# TRECHO DA PÁGINA
STJ Ago25 - Execução Penal - Semiaberto Harmonizado Concedido - Homicídio Qualificado - Questão Objetiva não pode fundamentar Negativa - Aspectos devem ser subjetivos - Lei n. 14.843/2024, ao alterar o § 2º do art. 122 da LEP, é Irretroativa

 Carlos Guilherme Pagiola

DECISÃO 

Trata-se de habeas corpus, com pedido de liminar, impetrado em favor de JOÃO BXXXXXX contra acórdão proferido pelo TRIBUNAL DE JUSTIÇA DO ESTADO DE PERNAMBUCO no agravo em execução penal n. 0000877-96.2025.8.17.9480. 

Depreende-se dos autos que o juízo de primeiro grau concedeu o regime semiaberto harmonizado ao apenado, para que ele pudesse estudar e exercer trabalho externo em cidade diversa da sede da unidade prisional. 

No julgamento do agravo em execução penal, o Tribunal de origem deu provimento ao recurso do Ministério Público para restabelecer o regime semiaberto ao paciente, em julgado assim ementado (fls. 29-30): 

PENAL E PROCESSUAL PENAL. AGRAVO EM EXECUÇÃO PENAL. REGIME SEMIABERTO HARMONIZADO. HOMICÍDIO PRIVILEGIADO E QUALIFICADO. CRIME HEDIONDO. PREVISÃO DE PROGRESSÃO PARA O REGIME ABERTO EM 17/03/2027. BENEFÍCIO CONCEDIDO LOGO NO INÍCIO DA EXECUÇÃO DO REGIME SEMIABERTO. IMPOSSIBILIDADE. PROVIMENTO DO AGRAVO EM EXECUÇÃO. RESTABELECIMENTO DO REGIME SEMIABERTO. DECISÃO UNÂNIME. I. Caso em exame: 1. Trata-se de agravo em execução interposto pelo Ministério Público contra decisão do Juízo da 3ª Vara Regional de Execução Penal que concedeu ao apenado o regime semiaberto harmonizado, permitindo-lhe estudar e trabalhar em local diverso do estabelecimento prisional, com monitoramento eletrônico. II. Questão em discussão: 2. A questão em discussão consiste em saber se é juridicamente possível a concessão do regime semiaberto harmonizado a apenado condenado, inclusive, por homicídio qualificado, com previsão de progressão ao regime aberto para data futura distante, e que iniciou recentemente o cumprimento do regime semiaberto. III. Razões de decidir: 3. O regime semiaberto harmonizado não constitui direito subjetivo do apenado, sendo cabível apenas diante de circunstâncias excepcionais, mediante juízo de cautela. 4. O agravado cumpre pena de 19 (dezenove) anos, 04 (quatro) meses e 24 (vinte e quatro) dias de reclusão, por homicídio privilegiado e homicídio qualificado (crime hediondo), com início do regime semiaberto em 18/11/2024 e previsão de progressão ao regime aberto para 17/03/2027. 5. A concessão antecipada do regime harmonizado esvaziou o conteúdo retributivo da pena, ferindo os princípios da prevenção geral e especial e colocando em risco a credibilidade do sistema penal, notadamente em casos de maior gravidade. IV. Dispositivo e tese: 6. Agravo em execução provido. Restabelecido o regime semiaberto com determinação de retorno do apenado ao estabelecimento prisional. Tese de julgamento: 1. Não há direito subjetivo do agravado em ser beneficiado com o chamado regime semiaberto harmonizado, sendo de cautela do Juízo das Execuções a análise dos pormenores de cada pleito, para fins de seu deferimento. 2. A concessão prematura do regime semiaberto harmonizado, especialmente em se tratando de crime hediondo, compromete os fins da pena e deve ser reavaliada com rigor, observando-se os princípios da prevenção e da proteção à ordem pública."

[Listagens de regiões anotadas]

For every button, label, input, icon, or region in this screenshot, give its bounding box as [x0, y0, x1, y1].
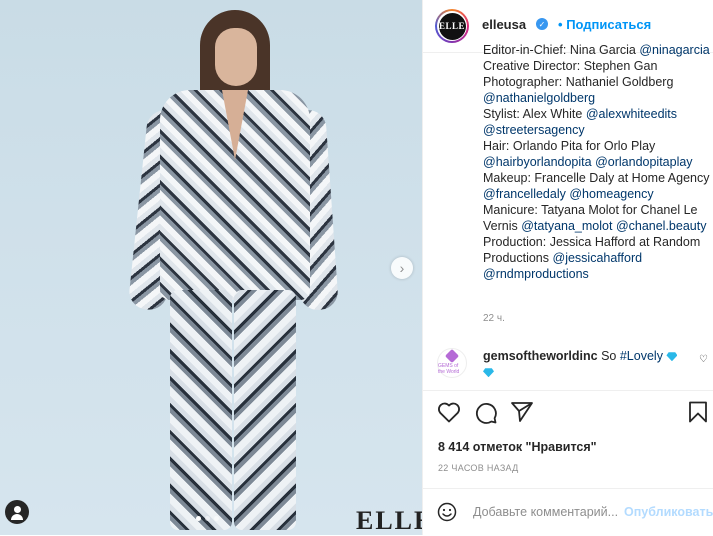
mention-link[interactable]: @rndmproductions	[483, 267, 589, 281]
avatar-logo: ELLE	[438, 12, 466, 40]
post-sidebar: ELLE elleusa ✓ • Подписаться Editor-in-C…	[422, 0, 713, 535]
commenter-avatar[interactable]: GEMS of the World	[437, 348, 467, 378]
heart-icon[interactable]	[437, 401, 461, 423]
carousel-dot	[205, 516, 210, 521]
add-comment-bar: Опубликовать	[423, 488, 713, 536]
share-icon[interactable]	[510, 401, 534, 423]
follow-label: Подписаться	[566, 17, 652, 32]
caption-line: Creative Director: Stephen Gan	[483, 59, 658, 73]
commenter-avatar-text: GEMS of the World	[438, 363, 460, 375]
comment-icon[interactable]	[474, 401, 498, 425]
caption-line: Production: Jessica Hafford at Random	[483, 235, 701, 249]
left-leg	[170, 290, 232, 530]
model-figure	[127, 10, 339, 530]
post-caption: Editor-in-Chief: Nina Garcia @ninagarcia…	[483, 42, 713, 282]
mention-link[interactable]: @orlandopitaplay	[595, 155, 692, 169]
caption-line: Vernis @tatyana_molot @chanel.beauty	[483, 219, 707, 233]
mention-link[interactable]: @jessicahafford	[553, 251, 643, 265]
diamond-icon	[666, 352, 678, 362]
comment-body: So	[601, 349, 617, 363]
elle-watermark: ELLE	[356, 506, 422, 535]
publish-button[interactable]: Опубликовать	[624, 505, 713, 519]
post-timestamp[interactable]: 22 ЧАСОВ НАЗАД	[438, 463, 519, 473]
mention-link[interactable]: @tatyana_molot	[521, 219, 612, 233]
face	[215, 28, 257, 86]
mention-link[interactable]: @streetersagency	[483, 123, 585, 137]
mention-link[interactable]: @chanel.beauty	[616, 219, 707, 233]
likes-count[interactable]: 8 414 отметок "Нравится"	[438, 440, 597, 454]
caption-line: Productions @jessicahafford	[483, 251, 643, 265]
user-tag-icon[interactable]	[5, 500, 29, 524]
mention-link[interactable]: @ninagarcia	[639, 43, 709, 57]
mention-link[interactable]: @hairbyorlandopita	[483, 155, 592, 169]
verified-icon: ✓	[536, 18, 548, 30]
caption-time: 22 ч.	[483, 313, 505, 324]
post-photo[interactable]: › ELLE	[0, 0, 422, 535]
emoji-icon[interactable]	[437, 502, 457, 522]
next-arrow-icon[interactable]: ›	[391, 257, 413, 279]
comment-like-icon[interactable]: ♡	[699, 354, 708, 365]
mention-link[interactable]: @alexwhiteedits	[586, 107, 677, 121]
commenter-username[interactable]: gemsoftheworldinc	[483, 349, 598, 363]
caption-line: Stylist: Alex White @alexwhiteedits	[483, 107, 678, 121]
gem-icon	[444, 348, 460, 364]
comment-text: gemsoftheworldinc So #Lovely	[483, 348, 693, 380]
bookmark-icon[interactable]	[688, 401, 708, 423]
carousel-dots	[196, 516, 219, 521]
carousel-dot	[214, 516, 219, 521]
mention-link[interactable]: @francelledaly	[483, 187, 566, 201]
caption-line: Hair: Orlando Pita for Orlo Play	[483, 139, 656, 153]
caption-line: Makeup: Francelle Daly at Home Agency	[483, 171, 710, 185]
follow-button[interactable]: • Подписаться	[558, 17, 651, 32]
diamond-icon	[483, 368, 494, 378]
carousel-dot	[196, 516, 201, 521]
comment-input[interactable]	[473, 505, 621, 519]
right-leg	[234, 290, 296, 530]
username[interactable]: elleusa	[482, 17, 526, 32]
mention-link[interactable]: @nathanielgoldberg	[483, 91, 595, 105]
caption-line: Photographer: Nathaniel Goldberg	[483, 75, 674, 89]
separator-dot: •	[558, 17, 563, 32]
hashtag-link[interactable]: #Lovely	[620, 349, 663, 363]
caption-line: Editor-in-Chief: Nina Garcia @ninagarcia	[483, 43, 710, 57]
caption-line: Manicure: Tatyana Molot for Chanel Le	[483, 203, 698, 217]
avatar[interactable]: ELLE	[435, 9, 469, 43]
mention-link[interactable]: @homeagency	[569, 187, 653, 201]
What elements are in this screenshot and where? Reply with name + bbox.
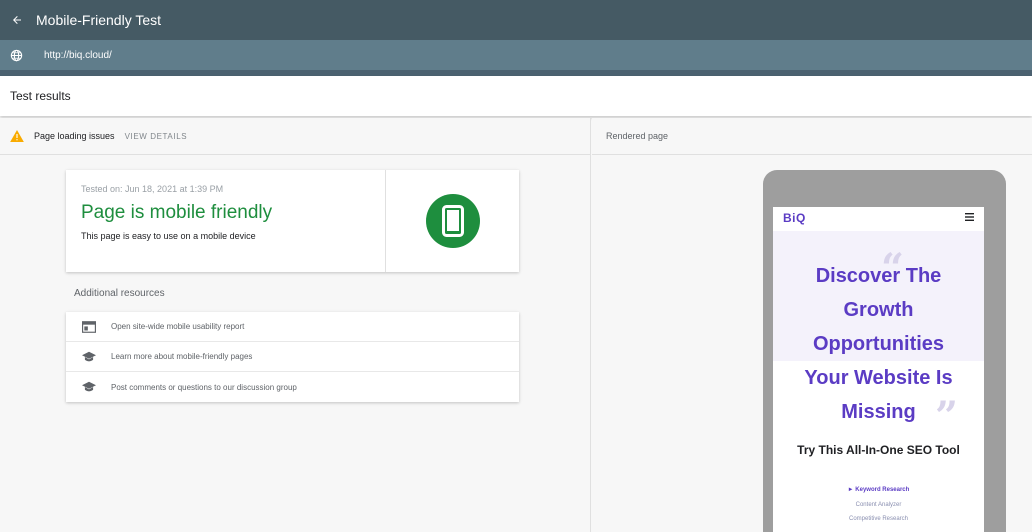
resource-label: Learn more about mobile-friendly pages — [111, 352, 253, 361]
hero-tagline: Try This All-In-One SEO Tool — [797, 443, 960, 457]
site-menu-keyword-research: ► Keyword Research — [847, 487, 910, 493]
report-icon — [82, 320, 96, 333]
page-loading-issues-row: Page loading issues VIEW DETAILS — [0, 118, 591, 155]
hero-heading-line: Missing — [841, 401, 916, 423]
graduation-cap-icon — [82, 351, 96, 361]
results-title: Test results — [10, 89, 71, 103]
app-header: Mobile-Friendly Test — [0, 0, 1032, 40]
resource-discussion-group[interactable]: Post comments or questions to our discus… — [66, 372, 519, 402]
view-details-link[interactable]: VIEW DETAILS — [125, 132, 188, 141]
additional-resources-title: Additional resources — [74, 288, 165, 299]
hero-heading-line: Your Website Is — [804, 367, 953, 389]
results-header: Test results — [0, 76, 1032, 116]
resource-usability-report[interactable]: Open site-wide mobile usability report — [66, 312, 519, 342]
rendered-page-header: Rendered page — [592, 118, 1032, 155]
rendered-page-pane: Rendered page “ ” BiQ Discover The Growt… — [592, 118, 1032, 532]
resource-label: Open site-wide mobile usability report — [111, 322, 245, 331]
hero-heading-line: Growth — [843, 299, 914, 321]
site-menu-content-analyzer: Content Analyzer — [855, 502, 902, 508]
result-card: Tested on: Jun 18, 2021 at 1:39 PM Page … — [66, 170, 519, 272]
back-button[interactable] — [0, 0, 34, 40]
globe-icon — [10, 49, 22, 61]
verdict-description: This page is easy to use on a mobile dev… — [81, 231, 256, 241]
url-bar[interactable]: http://biq.cloud/ — [0, 40, 1032, 70]
verdict-heading: Page is mobile friendly — [81, 202, 273, 223]
rendered-screenshot[interactable]: “ ” BiQ Discover The Growth Opportunitie… — [773, 207, 984, 532]
smartphone-icon — [441, 205, 464, 237]
mobile-friendly-badge — [425, 194, 480, 248]
graduation-cap-icon — [82, 381, 96, 392]
page-loading-issues-label: Page loading issues — [34, 131, 115, 141]
results-pane: Page loading issues VIEW DETAILS Tested … — [0, 118, 591, 532]
resource-learn-more[interactable]: Learn more about mobile-friendly pages — [66, 342, 519, 372]
hero-heading-line: Opportunities — [812, 333, 945, 355]
result-summary: Tested on: Jun 18, 2021 at 1:39 PM Page … — [66, 170, 386, 272]
tested-url: http://biq.cloud/ — [44, 49, 112, 61]
app-title: Mobile-Friendly Test — [36, 12, 162, 28]
site-menu-competitive-research: Competitive Research — [848, 516, 909, 522]
hero-heading-line: Discover The — [815, 265, 942, 287]
additional-resources-list: Open site-wide mobile usability report L… — [66, 312, 519, 402]
result-icon-area — [386, 170, 519, 272]
warning-icon — [10, 130, 24, 142]
tested-on-timestamp: Tested on: Jun 18, 2021 at 1:39 PM — [81, 184, 224, 194]
phone-frame: “ ” BiQ Discover The Growth Opportunitie… — [763, 170, 1006, 532]
hamburger-menu-icon — [965, 213, 974, 221]
resource-label: Post comments or questions to our discus… — [111, 382, 297, 392]
site-logo: BiQ — [783, 211, 806, 225]
rendered-page-label: Rendered page — [606, 131, 669, 141]
arrow-left-icon — [13, 16, 21, 24]
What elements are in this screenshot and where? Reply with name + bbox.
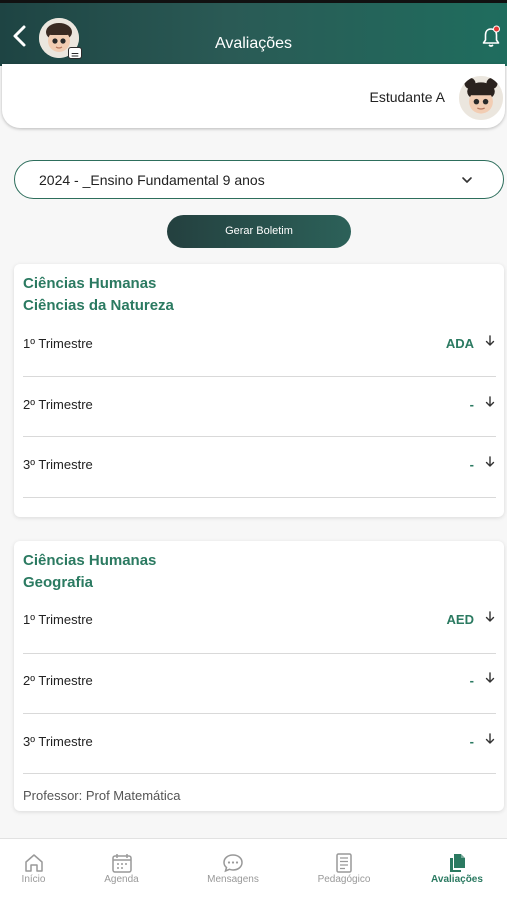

# O QUE FAZER
[a] Digite de novo, sem mudar nada, a parte do trecho que começa nas palavras "Depreende-se dos autos" e termina depois de "da unidade prisional.".
[b] Converta em tabela Markdown as linhas, não o trecho, começando na que contém "resource-label: Learn more" e parando depois da que contém "rendered-page-header: Rendered page". Use as colunas Número e Conteúdo da linha e deixe de fora as linhas em branco.
O trecho e as linhas não têm nenhuma relação entre si.

# EM RESPOSTA
[a]
Depreende-se dos autos que o juízo de primeiro grau concedeu o regime semiaberto harmonizado ao apenado, para que ele pudesse estudar e exercer trabalho externo em cidade diversa da sede da unidade prisional.

[b]
| Número | Conteúdo da linha |
|---|---|
| 1 | resource-label: Learn more about mobile-friendly pages — [111, 352, 253, 361] |
| 2 | hero-tagline: Try This All-In-One SEO Tool — [797, 443, 960, 457] |
| 3 | site-menu-keyword-research: ► Keyword Research — [847, 487, 910, 493] |
| 4 | report-icon — [82, 320, 96, 333] |
| 5 | page-loading-issues-row: Page loading issues VIEW DETAILS — [0, 118, 591, 155] |
| 6 | hero-heading-line: Missing — [841, 401, 916, 423] |
| 7 | graduation-cap-icon — [82, 351, 96, 361] |
| 8 | results-title: Test results — [10, 89, 71, 103] |
| 9 | app-header: Mobile-Friendly Test — [0, 0, 1032, 40] |
| 10 | resource-discussion-group[interactable]: Post comments or questions to our discus… — [66, 372, 519, 402] |
| 11 | view-details-link[interactable]: VIEW DETAILS — [125, 132, 188, 141] |
| 12 | additional-resources-title: Additional resources — [74, 288, 165, 299] |
| 13 | hero-heading-line: Your Website Is — [804, 367, 953, 389] |
| 14 | results-header: Test results — [0, 76, 1032, 116] |
| 15 | resource-usability-report[interactable]: Open site-wide mobile usability report — [66, 312, 519, 342] |
| 16 | rendered-page-header: Rendered page — [592, 118, 1032, 155] |